--- Begin DATA SECTION ---
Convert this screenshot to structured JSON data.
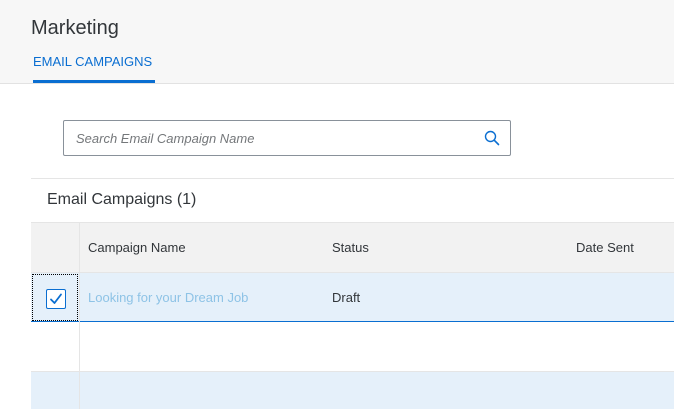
{
  "header": {
    "title": "Marketing",
    "tabs": [
      {
        "label": "EMAIL CAMPAIGNS",
        "selected": true
      }
    ]
  },
  "search": {
    "placeholder": "Search Email Campaign Name",
    "value": "",
    "icon": "search-icon"
  },
  "table": {
    "title": "Email Campaigns (1)",
    "columns": [
      "Campaign Name",
      "Status",
      "Date Sent"
    ],
    "rows": [
      {
        "selected": true,
        "campaign_name": "Looking for your Dream Job",
        "status": "Draft",
        "date_sent": ""
      }
    ]
  },
  "colors": {
    "accent": "#0a6ed1",
    "selected_row": "#e5f0fa",
    "link": "#8ec3e6"
  }
}
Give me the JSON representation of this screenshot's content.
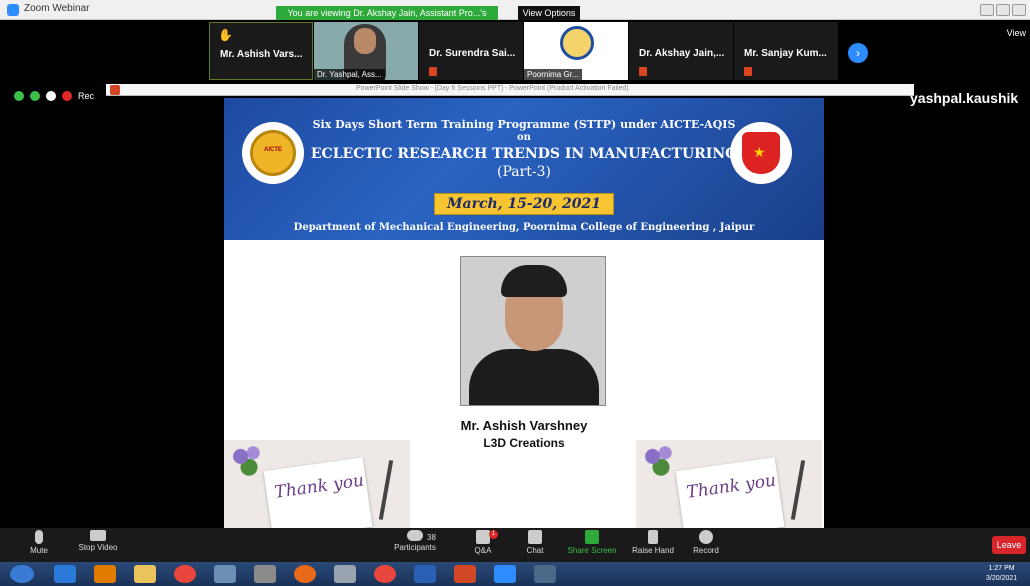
{
  "window": {
    "title": "Zoom Webinar",
    "viewing_banner": "You are viewing Dr. Akshay Jain, Assistant Pro...'s screen",
    "view_options": "View Options ⌄"
  },
  "participants": [
    {
      "name": "Mr. Ashish Vars..."
    },
    {
      "name": "Dr. Yashpal, Ass..."
    },
    {
      "name": "Dr. Surendra Sai..."
    },
    {
      "name": "Poornima Gr..."
    },
    {
      "name": "Dr. Akshay Jain,..."
    },
    {
      "name": "Mr. Sanjay Kum..."
    }
  ],
  "view_toggle_label": "View",
  "recording_label": "Rec",
  "ppt_window_title": "PowerPoint Slide Show - [Day 6 Sessions PPT] - PowerPoint (Product Activation Failed)",
  "shared_username": "yashpal.kaushik",
  "slide": {
    "line1": "Six Days Short Term Training Programme (STTP) under AICTE-AQIS",
    "line2": "on",
    "line3": "ECLECTIC RESEARCH TRENDS IN MANUFACTURING",
    "line4": "(Part-3)",
    "date": "March, 15-20, 2021",
    "line5": "Department of Mechanical Engineering, Poornima College of Engineering , Jaipur",
    "aicte_logo_text": "AICTE",
    "speaker_name": "Mr. Ashish Varshney",
    "speaker_org": "L3D Creations",
    "thank_you": "Thank you"
  },
  "toolbar": {
    "mute": "Mute",
    "stop_video": "Stop Video",
    "participants": "Participants",
    "participant_count": "38",
    "qa": "Q&A",
    "qa_badge": "1",
    "chat": "Chat",
    "share_screen": "Share Screen",
    "raise_hand": "Raise Hand",
    "record": "Record",
    "leave": "Leave"
  },
  "taskbar": {
    "time": "1:27 PM",
    "date": "3/20/2021"
  }
}
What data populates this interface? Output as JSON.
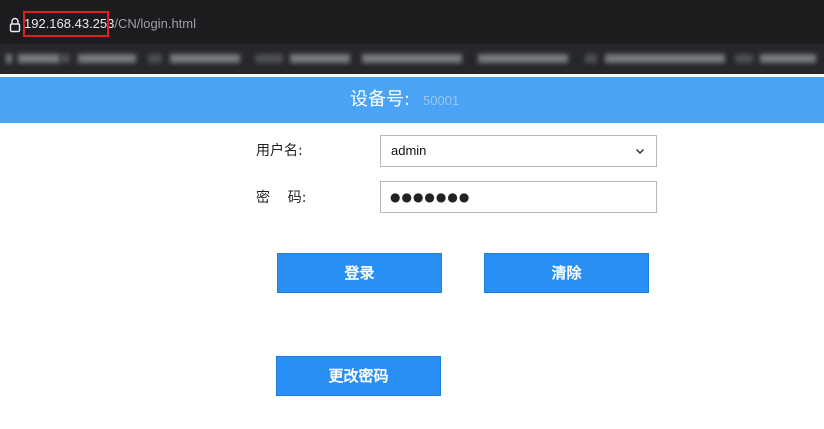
{
  "browser": {
    "url_host": "192.168.43.253",
    "url_path": "/CN/login.html",
    "icons": {
      "security": "lock-icon"
    }
  },
  "page": {
    "device_label": "设备号:",
    "device_value": "50001"
  },
  "form": {
    "username_label": "用户名:",
    "username_value": "admin",
    "password_label": "密    码:",
    "password_value": "●●●●●●●"
  },
  "buttons": {
    "login": "登录",
    "clear": "清除",
    "change_password": "更改密码"
  },
  "colors": {
    "banner": "#4aa3f5",
    "button": "#2a8ff2",
    "highlight": "#e02020"
  }
}
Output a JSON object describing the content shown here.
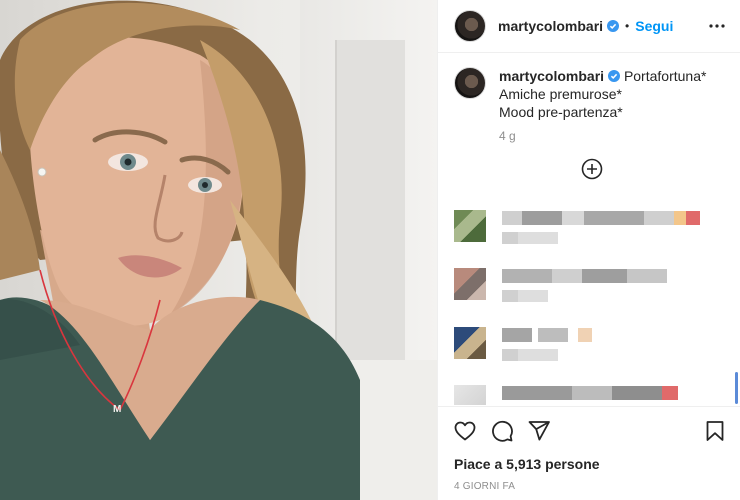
{
  "post": {
    "username": "martycolombari",
    "follow_label": "Segui",
    "separator": "•",
    "caption_lines": [
      "Portafortuna*",
      "Amiche premurose*",
      "Mood pre-partenza*"
    ],
    "caption_time": "4 g",
    "likes_text": "Piace a 5,913 persone",
    "posted_ago": "4 GIORNI FA",
    "pendant_letter": "M"
  },
  "icons": {
    "more": "more-options-icon",
    "verified": "verified-badge-icon",
    "add": "add-comment-plus-icon",
    "like": "heart-icon",
    "comment": "comment-bubble-icon",
    "share": "paper-plane-icon",
    "save": "bookmark-icon"
  },
  "colors": {
    "accent": "#0095f6",
    "text": "#262626",
    "muted": "#8e8e8e",
    "border": "#efefef"
  }
}
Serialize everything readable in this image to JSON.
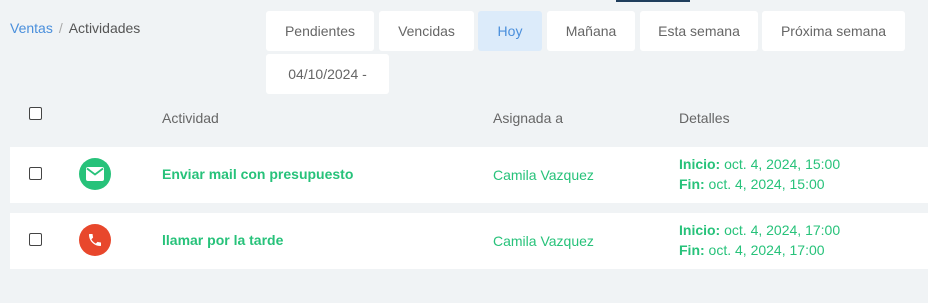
{
  "breadcrumb": {
    "root": "Ventas",
    "separator": "/",
    "current": "Actividades"
  },
  "filters": {
    "pendientes": "Pendientes",
    "vencidas": "Vencidas",
    "hoy": "Hoy",
    "manana": "Mañana",
    "esta_semana": "Esta semana",
    "proxima_semana": "Próxima semana",
    "fecha": "04/10/2024 -"
  },
  "table": {
    "headers": {
      "actividad": "Actividad",
      "asignada": "Asignada a",
      "detalles": "Detalles"
    },
    "rows": [
      {
        "icon": "mail-icon",
        "icon_color": "#27c27a",
        "title": "Enviar mail con presupuesto",
        "assigned": "Camila Vazquez",
        "inicio_label": "Inicio:",
        "inicio": "oct. 4, 2024, 15:00",
        "fin_label": "Fin:",
        "fin": "oct. 4, 2024, 15:00"
      },
      {
        "icon": "phone-icon",
        "icon_color": "#e8472c",
        "title": "llamar por la tarde",
        "assigned": "Camila Vazquez",
        "inicio_label": "Inicio:",
        "inicio": "oct. 4, 2024, 17:00",
        "fin_label": "Fin:",
        "fin": "oct. 4, 2024, 17:00"
      }
    ]
  }
}
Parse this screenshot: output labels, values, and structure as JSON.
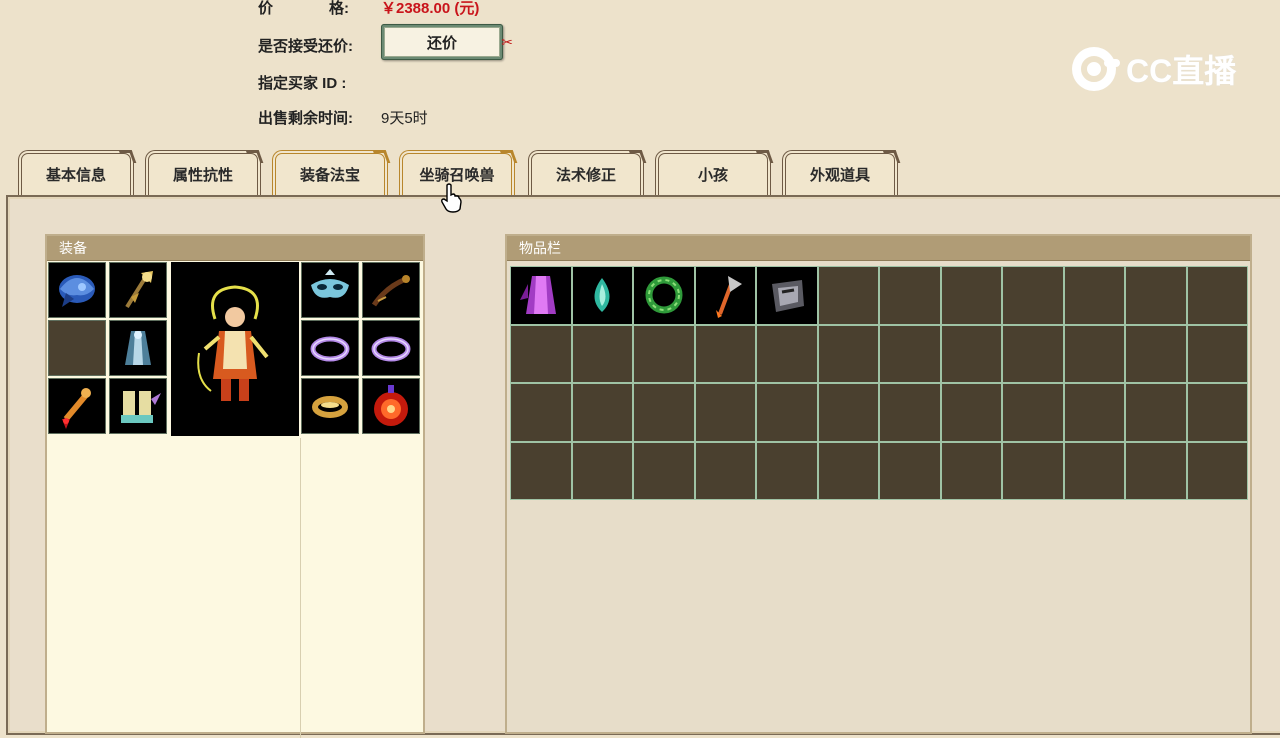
{
  "info": {
    "price_label_a": "价",
    "price_label_b": "格:",
    "price_value": "￥2388.00 (元)",
    "bargain_label": "是否接受还价:",
    "bargain_button": "还价",
    "buyer_id_label": "指定买家 ID :",
    "time_left_label": "出售剩余时间:",
    "time_left_value": "9天5时"
  },
  "logo": {
    "text": "CC直播"
  },
  "tabs": [
    {
      "label": "基本信息",
      "active": false
    },
    {
      "label": "属性抗性",
      "active": false
    },
    {
      "label": "装备法宝",
      "active": true
    },
    {
      "label": "坐骑召唤兽",
      "active": true
    },
    {
      "label": "法术修正",
      "active": false
    },
    {
      "label": "小孩",
      "active": false
    },
    {
      "label": "外观道具",
      "active": false
    }
  ],
  "equipment": {
    "title": "装备",
    "slots": [
      "blue-helmet",
      "golden-scepter",
      "empty",
      "blue-cloak",
      "red-tassel-charm",
      "winged-boots",
      "blue-mask",
      "dark-flail",
      "purple-ring-1",
      "purple-ring-2",
      "gold-ring",
      "red-orb-talisman"
    ],
    "portrait": "character-portrait"
  },
  "inventory": {
    "title": "物品栏",
    "columns": 12,
    "rows": 4,
    "items": [
      "purple-robe",
      "teal-gem",
      "green-wreath",
      "fire-axe",
      "dark-armor"
    ]
  },
  "colors": {
    "price": "#c9141b",
    "panel_header": "#b09c76",
    "empty_slot": "#4a402f",
    "grid_line": "#9fc3a5"
  }
}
--- End DATA SECTION ---
TASK: Leave out every line without the string "content" and copy the rest.

WORKED SOLUTION:
Give me the JSON representation of this screenshot's content.
Output a JSON object describing the content shown here.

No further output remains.